REQUIRED TASK: Output the lines that follow exactly as they are.

Dataset entries on figures
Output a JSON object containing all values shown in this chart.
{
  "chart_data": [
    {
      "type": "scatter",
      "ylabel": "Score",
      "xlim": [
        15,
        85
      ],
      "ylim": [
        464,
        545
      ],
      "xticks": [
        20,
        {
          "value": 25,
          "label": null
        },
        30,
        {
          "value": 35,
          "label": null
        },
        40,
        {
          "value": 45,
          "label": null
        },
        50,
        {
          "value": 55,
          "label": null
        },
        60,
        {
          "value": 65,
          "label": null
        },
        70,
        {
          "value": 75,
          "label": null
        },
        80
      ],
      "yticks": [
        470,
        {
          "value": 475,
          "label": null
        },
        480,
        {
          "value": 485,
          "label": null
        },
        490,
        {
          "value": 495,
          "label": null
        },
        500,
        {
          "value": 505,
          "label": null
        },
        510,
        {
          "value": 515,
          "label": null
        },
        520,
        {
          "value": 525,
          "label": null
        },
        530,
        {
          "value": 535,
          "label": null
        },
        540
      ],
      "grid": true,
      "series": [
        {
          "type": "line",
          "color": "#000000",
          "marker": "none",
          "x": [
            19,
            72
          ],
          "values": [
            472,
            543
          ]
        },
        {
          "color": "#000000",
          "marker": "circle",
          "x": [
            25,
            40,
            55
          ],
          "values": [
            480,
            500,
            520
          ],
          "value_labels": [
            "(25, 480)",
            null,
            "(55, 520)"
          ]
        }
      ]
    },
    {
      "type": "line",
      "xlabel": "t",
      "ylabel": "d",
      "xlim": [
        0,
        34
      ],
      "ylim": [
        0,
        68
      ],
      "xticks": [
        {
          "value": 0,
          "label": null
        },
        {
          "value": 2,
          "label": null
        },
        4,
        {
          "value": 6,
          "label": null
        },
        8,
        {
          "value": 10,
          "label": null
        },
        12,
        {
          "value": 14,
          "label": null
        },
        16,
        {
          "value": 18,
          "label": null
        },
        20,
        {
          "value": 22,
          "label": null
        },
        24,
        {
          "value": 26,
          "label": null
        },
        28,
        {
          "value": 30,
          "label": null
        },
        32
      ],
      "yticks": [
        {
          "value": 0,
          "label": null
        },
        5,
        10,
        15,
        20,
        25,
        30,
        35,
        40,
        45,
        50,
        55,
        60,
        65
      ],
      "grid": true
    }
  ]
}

REPLY TO THE EXERCISE:
Output a JSON object containing all values shown in this chart.
{
  "chart_data": [
    {
      "type": "scatter",
      "ylabel": "Score",
      "xlim": [
        15,
        85
      ],
      "ylim": [
        464,
        545
      ],
      "xticks": [
        20,
        {
          "value": 25,
          "label": null
        },
        30,
        {
          "value": 35,
          "label": null
        },
        40,
        {
          "value": 45,
          "label": null
        },
        50,
        {
          "value": 55,
          "label": null
        },
        60,
        {
          "value": 65,
          "label": null
        },
        70,
        {
          "value": 75,
          "label": null
        },
        80
      ],
      "yticks": [
        470,
        {
          "value": 475,
          "label": null
        },
        480,
        {
          "value": 485,
          "label": null
        },
        490,
        {
          "value": 495,
          "label": null
        },
        500,
        {
          "value": 505,
          "label": null
        },
        510,
        {
          "value": 515,
          "label": null
        },
        520,
        {
          "value": 525,
          "label": null
        },
        530,
        {
          "value": 535,
          "label": null
        },
        540
      ],
      "grid": true,
      "series": [
        {
          "type": "line",
          "color": "#000000",
          "marker": "none",
          "x": [
            19,
            72
          ],
          "values": [
            472,
            543
          ]
        },
        {
          "color": "#000000",
          "marker": "circle",
          "x": [
            25,
            40,
            55
          ],
          "values": [
            480,
            500,
            520
          ],
          "value_labels": [
            "(25, 480)",
            null,
            "(55, 520)"
          ]
        }
      ]
    },
    {
      "type": "line",
      "xlabel": "t",
      "ylabel": "d",
      "xlim": [
        0,
        34
      ],
      "ylim": [
        0,
        68
      ],
      "xticks": [
        {
          "value": 0,
          "label": null
        },
        {
          "value": 2,
          "label": null
        },
        4,
        {
          "value": 6,
          "label": null
        },
        8,
        {
          "value": 10,
          "label": null
        },
        12,
        {
          "value": 14,
          "label": null
        },
        16,
        {
          "value": 18,
          "label": null
        },
        20,
        {
          "value": 22,
          "label": null
        },
        24,
        {
          "value": 26,
          "label": null
        },
        28,
        {
          "value": 30,
          "label": null
        },
        32
      ],
      "yticks": [
        {
          "value": 0,
          "label": null
        },
        5,
        10,
        15,
        20,
        25,
        30,
        35,
        40,
        45,
        50,
        55,
        60,
        65
      ],
      "grid": true
    }
  ]
}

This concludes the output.